Dataset records
# # # # #
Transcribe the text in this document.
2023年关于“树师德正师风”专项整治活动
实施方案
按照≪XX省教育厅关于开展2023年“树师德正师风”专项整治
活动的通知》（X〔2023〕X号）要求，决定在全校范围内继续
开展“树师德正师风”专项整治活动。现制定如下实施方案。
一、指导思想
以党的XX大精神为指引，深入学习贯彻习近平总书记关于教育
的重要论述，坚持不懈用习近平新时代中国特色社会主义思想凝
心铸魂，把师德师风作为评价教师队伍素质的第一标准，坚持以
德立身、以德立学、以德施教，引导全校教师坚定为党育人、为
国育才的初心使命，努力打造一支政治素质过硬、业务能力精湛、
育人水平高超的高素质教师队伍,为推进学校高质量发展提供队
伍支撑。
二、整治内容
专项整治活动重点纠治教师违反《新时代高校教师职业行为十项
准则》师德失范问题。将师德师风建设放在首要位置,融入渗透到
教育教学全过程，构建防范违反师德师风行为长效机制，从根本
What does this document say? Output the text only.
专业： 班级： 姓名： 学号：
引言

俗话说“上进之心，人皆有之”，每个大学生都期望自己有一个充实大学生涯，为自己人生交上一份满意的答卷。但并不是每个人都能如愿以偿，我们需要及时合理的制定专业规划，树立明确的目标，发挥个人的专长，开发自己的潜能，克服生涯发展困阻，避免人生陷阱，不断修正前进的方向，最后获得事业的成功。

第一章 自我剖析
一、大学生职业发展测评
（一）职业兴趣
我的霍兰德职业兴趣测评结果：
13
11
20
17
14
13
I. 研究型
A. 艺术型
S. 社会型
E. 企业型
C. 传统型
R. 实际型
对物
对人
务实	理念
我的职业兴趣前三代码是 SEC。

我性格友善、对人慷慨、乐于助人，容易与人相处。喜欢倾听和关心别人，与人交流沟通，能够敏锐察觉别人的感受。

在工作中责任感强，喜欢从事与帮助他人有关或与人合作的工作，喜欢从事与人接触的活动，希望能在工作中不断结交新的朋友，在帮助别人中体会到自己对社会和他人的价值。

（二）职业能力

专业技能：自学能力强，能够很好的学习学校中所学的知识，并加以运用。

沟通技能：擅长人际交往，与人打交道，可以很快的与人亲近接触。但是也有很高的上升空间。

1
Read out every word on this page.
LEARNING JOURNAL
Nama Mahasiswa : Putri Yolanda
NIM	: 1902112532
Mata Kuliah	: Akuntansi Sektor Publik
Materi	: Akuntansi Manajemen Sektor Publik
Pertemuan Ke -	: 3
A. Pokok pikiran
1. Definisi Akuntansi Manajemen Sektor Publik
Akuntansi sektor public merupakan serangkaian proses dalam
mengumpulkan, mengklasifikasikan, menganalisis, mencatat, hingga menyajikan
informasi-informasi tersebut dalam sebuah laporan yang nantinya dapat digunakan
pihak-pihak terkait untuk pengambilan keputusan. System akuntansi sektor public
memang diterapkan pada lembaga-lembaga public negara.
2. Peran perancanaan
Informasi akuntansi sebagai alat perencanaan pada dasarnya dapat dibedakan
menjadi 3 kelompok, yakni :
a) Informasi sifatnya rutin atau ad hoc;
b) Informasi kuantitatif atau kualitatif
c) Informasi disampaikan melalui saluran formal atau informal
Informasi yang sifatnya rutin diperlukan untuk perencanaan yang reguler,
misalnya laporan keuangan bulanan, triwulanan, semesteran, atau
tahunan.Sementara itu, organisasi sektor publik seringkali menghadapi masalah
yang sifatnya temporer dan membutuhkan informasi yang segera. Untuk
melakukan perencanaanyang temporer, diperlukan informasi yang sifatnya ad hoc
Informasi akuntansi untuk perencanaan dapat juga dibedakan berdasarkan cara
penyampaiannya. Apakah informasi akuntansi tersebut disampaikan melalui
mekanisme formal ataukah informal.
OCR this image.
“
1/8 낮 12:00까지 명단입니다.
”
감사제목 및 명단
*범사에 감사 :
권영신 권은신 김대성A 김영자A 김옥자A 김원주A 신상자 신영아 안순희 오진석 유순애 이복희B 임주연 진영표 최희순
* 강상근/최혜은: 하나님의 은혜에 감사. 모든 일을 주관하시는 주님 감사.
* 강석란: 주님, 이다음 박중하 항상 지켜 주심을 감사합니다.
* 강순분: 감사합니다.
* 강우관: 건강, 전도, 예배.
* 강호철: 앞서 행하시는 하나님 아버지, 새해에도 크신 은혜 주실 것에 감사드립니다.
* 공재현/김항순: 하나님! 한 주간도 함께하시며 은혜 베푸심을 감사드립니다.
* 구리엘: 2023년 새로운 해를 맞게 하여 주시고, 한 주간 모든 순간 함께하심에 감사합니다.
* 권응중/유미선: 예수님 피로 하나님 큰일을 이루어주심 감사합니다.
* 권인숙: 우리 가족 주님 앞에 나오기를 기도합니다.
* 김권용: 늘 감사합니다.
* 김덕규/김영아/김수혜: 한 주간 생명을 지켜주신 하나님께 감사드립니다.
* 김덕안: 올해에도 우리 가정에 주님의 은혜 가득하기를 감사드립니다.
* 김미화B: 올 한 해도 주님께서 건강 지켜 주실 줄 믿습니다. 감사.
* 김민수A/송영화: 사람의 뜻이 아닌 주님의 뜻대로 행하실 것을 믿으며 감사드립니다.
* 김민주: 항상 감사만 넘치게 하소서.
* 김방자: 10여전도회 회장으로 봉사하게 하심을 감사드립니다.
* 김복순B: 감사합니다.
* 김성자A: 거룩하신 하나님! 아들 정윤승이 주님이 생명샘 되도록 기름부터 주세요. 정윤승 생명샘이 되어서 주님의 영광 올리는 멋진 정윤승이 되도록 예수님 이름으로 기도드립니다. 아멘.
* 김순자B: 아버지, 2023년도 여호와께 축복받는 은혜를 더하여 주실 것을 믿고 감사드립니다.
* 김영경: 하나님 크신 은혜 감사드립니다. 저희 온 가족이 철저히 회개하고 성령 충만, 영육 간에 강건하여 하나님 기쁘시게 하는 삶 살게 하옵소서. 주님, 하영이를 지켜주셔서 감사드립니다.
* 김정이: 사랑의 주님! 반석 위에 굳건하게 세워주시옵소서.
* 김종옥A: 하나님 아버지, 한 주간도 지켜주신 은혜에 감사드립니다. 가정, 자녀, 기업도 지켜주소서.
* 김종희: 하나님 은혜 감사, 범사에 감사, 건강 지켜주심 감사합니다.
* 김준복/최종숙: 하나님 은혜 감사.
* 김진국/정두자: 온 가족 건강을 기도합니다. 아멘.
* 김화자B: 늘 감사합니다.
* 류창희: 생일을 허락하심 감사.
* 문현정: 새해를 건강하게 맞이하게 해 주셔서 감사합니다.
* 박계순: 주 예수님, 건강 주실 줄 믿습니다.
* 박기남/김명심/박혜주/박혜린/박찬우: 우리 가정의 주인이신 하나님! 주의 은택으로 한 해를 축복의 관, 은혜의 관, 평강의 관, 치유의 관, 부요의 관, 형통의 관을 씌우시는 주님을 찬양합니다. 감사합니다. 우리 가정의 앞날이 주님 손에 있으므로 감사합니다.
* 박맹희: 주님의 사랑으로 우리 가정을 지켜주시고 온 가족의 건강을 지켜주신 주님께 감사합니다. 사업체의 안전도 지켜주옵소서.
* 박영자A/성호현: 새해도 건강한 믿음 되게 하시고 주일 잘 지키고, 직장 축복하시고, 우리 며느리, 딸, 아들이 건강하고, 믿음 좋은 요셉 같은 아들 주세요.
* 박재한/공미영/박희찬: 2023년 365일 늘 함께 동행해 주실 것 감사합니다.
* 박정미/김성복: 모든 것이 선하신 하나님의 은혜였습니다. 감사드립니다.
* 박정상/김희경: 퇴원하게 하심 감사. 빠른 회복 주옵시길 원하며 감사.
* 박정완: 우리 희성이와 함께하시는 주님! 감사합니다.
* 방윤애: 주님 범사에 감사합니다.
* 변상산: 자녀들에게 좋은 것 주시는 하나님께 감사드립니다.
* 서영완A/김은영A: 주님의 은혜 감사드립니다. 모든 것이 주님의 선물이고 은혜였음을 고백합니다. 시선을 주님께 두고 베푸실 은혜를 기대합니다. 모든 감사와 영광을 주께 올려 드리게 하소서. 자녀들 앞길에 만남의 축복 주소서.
# # # # #
Work to do → Using the records above, gather all lines where the string "dapat" is present.

Solved problem →
informasi-informasi tersebut dalam sebuah laporan yang nantinya dapat digunakan
Informasi akuntansi sebagai alat perencanaan pada dasarnya dapat dibedakan
Informasi akuntansi untuk perencanaan dapat juga dibedakan berdasarkan cara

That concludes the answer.